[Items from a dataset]
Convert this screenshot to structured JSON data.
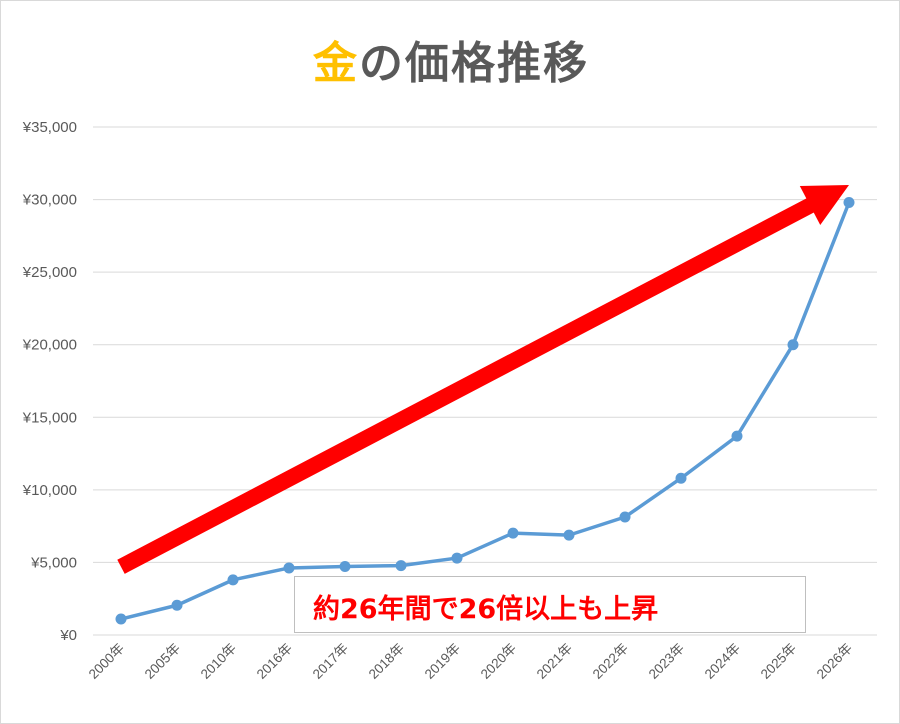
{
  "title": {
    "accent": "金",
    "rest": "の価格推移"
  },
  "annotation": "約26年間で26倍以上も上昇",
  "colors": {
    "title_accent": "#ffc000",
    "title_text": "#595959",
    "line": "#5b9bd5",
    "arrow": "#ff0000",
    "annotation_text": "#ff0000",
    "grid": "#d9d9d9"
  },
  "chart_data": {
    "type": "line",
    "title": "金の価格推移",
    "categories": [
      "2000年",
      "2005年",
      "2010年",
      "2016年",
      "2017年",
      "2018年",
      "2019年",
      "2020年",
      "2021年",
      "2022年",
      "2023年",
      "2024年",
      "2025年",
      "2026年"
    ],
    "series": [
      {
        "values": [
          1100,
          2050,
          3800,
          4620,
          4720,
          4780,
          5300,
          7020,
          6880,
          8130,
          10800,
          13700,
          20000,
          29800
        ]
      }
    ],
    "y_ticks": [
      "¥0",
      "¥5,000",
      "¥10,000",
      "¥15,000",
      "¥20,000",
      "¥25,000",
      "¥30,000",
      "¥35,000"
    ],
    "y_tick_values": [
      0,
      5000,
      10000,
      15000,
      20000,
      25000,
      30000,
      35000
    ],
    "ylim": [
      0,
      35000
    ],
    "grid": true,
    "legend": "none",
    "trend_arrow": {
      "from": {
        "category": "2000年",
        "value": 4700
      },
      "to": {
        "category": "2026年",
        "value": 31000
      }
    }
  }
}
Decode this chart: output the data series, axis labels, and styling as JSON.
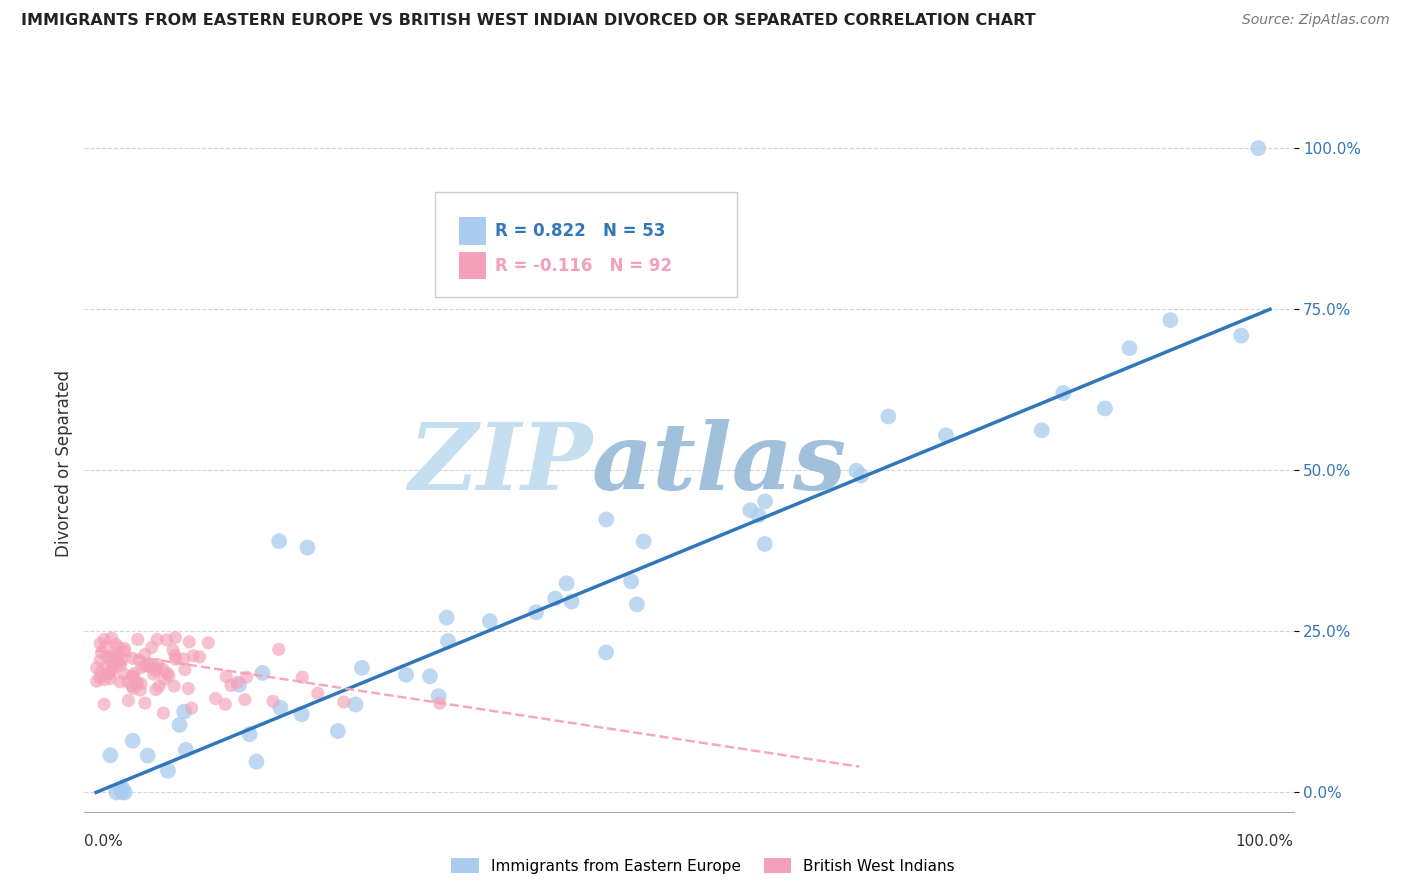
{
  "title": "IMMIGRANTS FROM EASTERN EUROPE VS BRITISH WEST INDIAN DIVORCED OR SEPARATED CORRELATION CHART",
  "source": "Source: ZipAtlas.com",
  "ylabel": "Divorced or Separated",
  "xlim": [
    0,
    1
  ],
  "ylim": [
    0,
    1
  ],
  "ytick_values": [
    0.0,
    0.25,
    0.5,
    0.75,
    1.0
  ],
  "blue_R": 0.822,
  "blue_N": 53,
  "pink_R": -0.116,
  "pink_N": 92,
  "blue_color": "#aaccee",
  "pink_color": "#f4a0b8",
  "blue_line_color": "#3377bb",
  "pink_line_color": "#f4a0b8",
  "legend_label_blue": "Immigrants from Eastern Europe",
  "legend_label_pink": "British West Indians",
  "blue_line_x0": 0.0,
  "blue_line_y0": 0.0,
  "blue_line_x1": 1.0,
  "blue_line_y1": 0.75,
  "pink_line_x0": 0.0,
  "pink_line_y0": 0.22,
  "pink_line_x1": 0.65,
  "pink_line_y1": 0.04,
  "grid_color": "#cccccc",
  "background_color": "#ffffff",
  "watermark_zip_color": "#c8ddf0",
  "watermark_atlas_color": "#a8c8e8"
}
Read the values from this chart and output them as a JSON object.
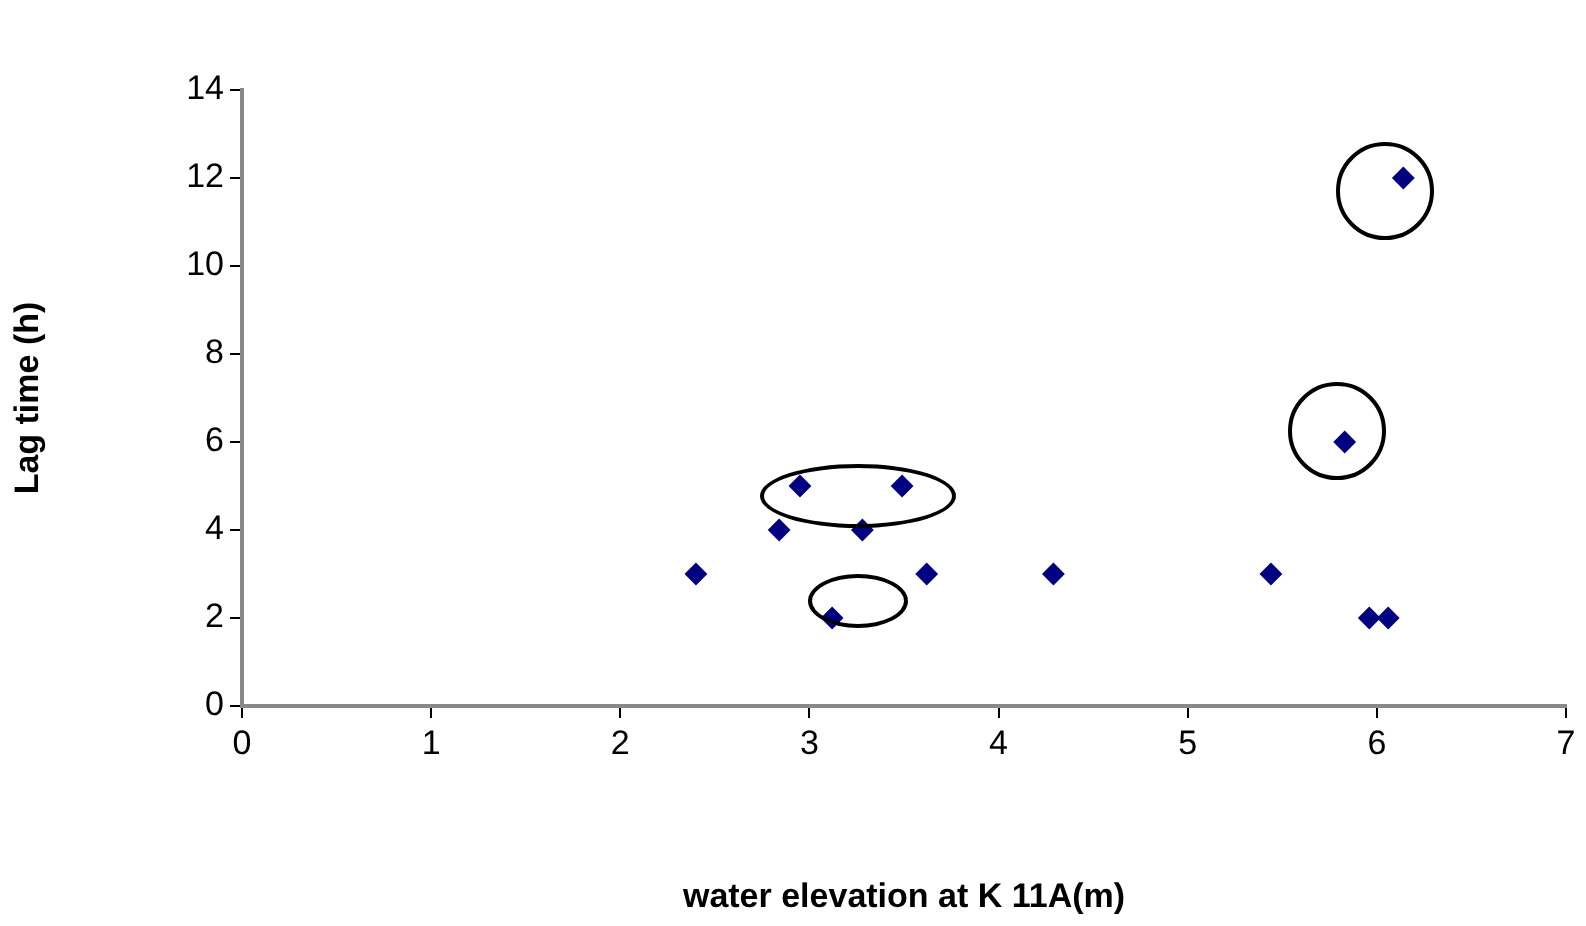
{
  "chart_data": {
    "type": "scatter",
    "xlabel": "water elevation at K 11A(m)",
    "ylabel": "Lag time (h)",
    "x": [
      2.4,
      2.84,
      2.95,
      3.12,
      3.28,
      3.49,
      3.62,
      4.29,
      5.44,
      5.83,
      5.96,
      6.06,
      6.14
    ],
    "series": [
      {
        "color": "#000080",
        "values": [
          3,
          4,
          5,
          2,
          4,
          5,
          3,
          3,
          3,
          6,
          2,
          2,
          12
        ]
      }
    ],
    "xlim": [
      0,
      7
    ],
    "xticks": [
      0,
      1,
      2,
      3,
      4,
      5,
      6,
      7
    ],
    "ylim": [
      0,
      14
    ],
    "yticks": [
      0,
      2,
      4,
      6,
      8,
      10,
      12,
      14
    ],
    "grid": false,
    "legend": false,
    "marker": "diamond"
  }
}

Short task:
Reproduce the material word for word. Any pictures should be left out of the copy.

Task solution:
Convert this screenshot to structured JSON data.
{
  "title": {
    "accent": "金",
    "rest": "の価格推移"
  },
  "annotation": "約26年間で26倍以上も上昇",
  "colors": {
    "title_accent": "#ffc000",
    "title_text": "#595959",
    "line": "#5b9bd5",
    "arrow": "#ff0000",
    "annotation_text": "#ff0000",
    "grid": "#d9d9d9"
  },
  "chart_data": {
    "type": "line",
    "title": "金の価格推移",
    "categories": [
      "2000年",
      "2005年",
      "2010年",
      "2016年",
      "2017年",
      "2018年",
      "2019年",
      "2020年",
      "2021年",
      "2022年",
      "2023年",
      "2024年",
      "2025年",
      "2026年"
    ],
    "series": [
      {
        "values": [
          1100,
          2050,
          3800,
          4620,
          4720,
          4780,
          5300,
          7020,
          6880,
          8130,
          10800,
          13700,
          20000,
          29800
        ]
      }
    ],
    "y_ticks": [
      "¥0",
      "¥5,000",
      "¥10,000",
      "¥15,000",
      "¥20,000",
      "¥25,000",
      "¥30,000",
      "¥35,000"
    ],
    "y_tick_values": [
      0,
      5000,
      10000,
      15000,
      20000,
      25000,
      30000,
      35000
    ],
    "ylim": [
      0,
      35000
    ],
    "grid": true,
    "legend": "none",
    "trend_arrow": {
      "from": {
        "category": "2000年",
        "value": 4700
      },
      "to": {
        "category": "2026年",
        "value": 31000
      }
    }
  }
}
Decode this chart: output the data series, axis labels, and styling as JSON.
{
  "title": "IMMIGRANTS FROM EASTERN EUROPE VS BRITISH WEST INDIAN DIVORCED OR SEPARATED CORRELATION CHART",
  "source": "Source: ZipAtlas.com",
  "ylabel": "Divorced or Separated",
  "xlim": [
    0,
    1
  ],
  "ylim": [
    0,
    1
  ],
  "ytick_values": [
    0.0,
    0.25,
    0.5,
    0.75,
    1.0
  ],
  "blue_R": 0.822,
  "blue_N": 53,
  "pink_R": -0.116,
  "pink_N": 92,
  "blue_color": "#aaccee",
  "pink_color": "#f4a0b8",
  "blue_line_color": "#3377bb",
  "pink_line_color": "#f4a0b8",
  "legend_label_blue": "Immigrants from Eastern Europe",
  "legend_label_pink": "British West Indians",
  "blue_line_x0": 0.0,
  "blue_line_y0": 0.0,
  "blue_line_x1": 1.0,
  "blue_line_y1": 0.75,
  "pink_line_x0": 0.0,
  "pink_line_y0": 0.22,
  "pink_line_x1": 0.65,
  "pink_line_y1": 0.04,
  "grid_color": "#cccccc",
  "background_color": "#ffffff",
  "watermark_zip_color": "#c8ddf0",
  "watermark_atlas_color": "#a8c8e8"
}
Read the values from this chart and output them as a JSON object.
{
  "chart_data": {
    "type": "scatter",
    "xlabel": "water elevation at K 11A(m)",
    "ylabel": "Lag time (h)",
    "x": [
      2.4,
      2.84,
      2.95,
      3.12,
      3.28,
      3.49,
      3.62,
      4.29,
      5.44,
      5.83,
      5.96,
      6.06,
      6.14
    ],
    "series": [
      {
        "color": "#000080",
        "values": [
          3,
          4,
          5,
          2,
          4,
          5,
          3,
          3,
          3,
          6,
          2,
          2,
          12
        ]
      }
    ],
    "xlim": [
      0,
      7
    ],
    "xticks": [
      0,
      1,
      2,
      3,
      4,
      5,
      6,
      7
    ],
    "ylim": [
      0,
      14
    ],
    "yticks": [
      0,
      2,
      4,
      6,
      8,
      10,
      12,
      14
    ],
    "grid": false,
    "legend": false,
    "marker": "diamond"
  }
}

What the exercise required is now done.